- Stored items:
===============

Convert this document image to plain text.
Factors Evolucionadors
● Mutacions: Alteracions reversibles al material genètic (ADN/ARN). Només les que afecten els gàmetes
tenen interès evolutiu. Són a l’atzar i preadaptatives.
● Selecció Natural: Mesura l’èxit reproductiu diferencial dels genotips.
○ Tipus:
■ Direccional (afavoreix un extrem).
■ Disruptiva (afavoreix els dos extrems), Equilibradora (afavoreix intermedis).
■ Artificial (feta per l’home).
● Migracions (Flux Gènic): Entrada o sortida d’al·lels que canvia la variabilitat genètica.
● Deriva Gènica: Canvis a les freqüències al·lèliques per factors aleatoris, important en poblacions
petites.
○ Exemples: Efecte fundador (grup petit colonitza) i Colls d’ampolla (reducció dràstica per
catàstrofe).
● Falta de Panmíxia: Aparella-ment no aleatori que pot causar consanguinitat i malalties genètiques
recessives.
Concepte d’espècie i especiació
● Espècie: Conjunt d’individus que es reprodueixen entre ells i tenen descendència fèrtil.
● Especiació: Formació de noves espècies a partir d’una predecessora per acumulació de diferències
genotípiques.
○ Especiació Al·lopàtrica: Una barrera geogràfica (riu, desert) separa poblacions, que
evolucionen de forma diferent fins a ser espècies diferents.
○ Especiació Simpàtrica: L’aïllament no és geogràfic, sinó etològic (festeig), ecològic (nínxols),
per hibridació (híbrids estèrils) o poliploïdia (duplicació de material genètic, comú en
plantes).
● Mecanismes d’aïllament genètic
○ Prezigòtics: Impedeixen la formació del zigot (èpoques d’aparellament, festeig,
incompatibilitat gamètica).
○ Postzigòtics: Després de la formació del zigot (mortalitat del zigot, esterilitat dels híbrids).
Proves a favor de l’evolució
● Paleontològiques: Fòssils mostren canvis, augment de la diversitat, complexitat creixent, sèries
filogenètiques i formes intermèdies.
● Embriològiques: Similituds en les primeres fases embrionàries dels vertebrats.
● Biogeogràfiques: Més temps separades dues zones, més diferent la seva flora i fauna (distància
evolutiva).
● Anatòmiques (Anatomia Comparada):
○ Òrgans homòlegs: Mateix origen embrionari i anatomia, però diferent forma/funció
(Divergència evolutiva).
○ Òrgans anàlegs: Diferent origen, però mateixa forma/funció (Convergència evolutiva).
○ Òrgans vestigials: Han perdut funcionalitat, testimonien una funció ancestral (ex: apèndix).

===============

- Description of the task: Pull out all lines from the entries above in which the word "zigot" appears.

- Output for this task:
○ Prezigòtics: Impedeixen la formació del zigot (èpoques d’aparellament, festeig,
○ Postzigòtics: Després de la formació del zigot (mortalitat del zigot, esterilitat dels híbrids).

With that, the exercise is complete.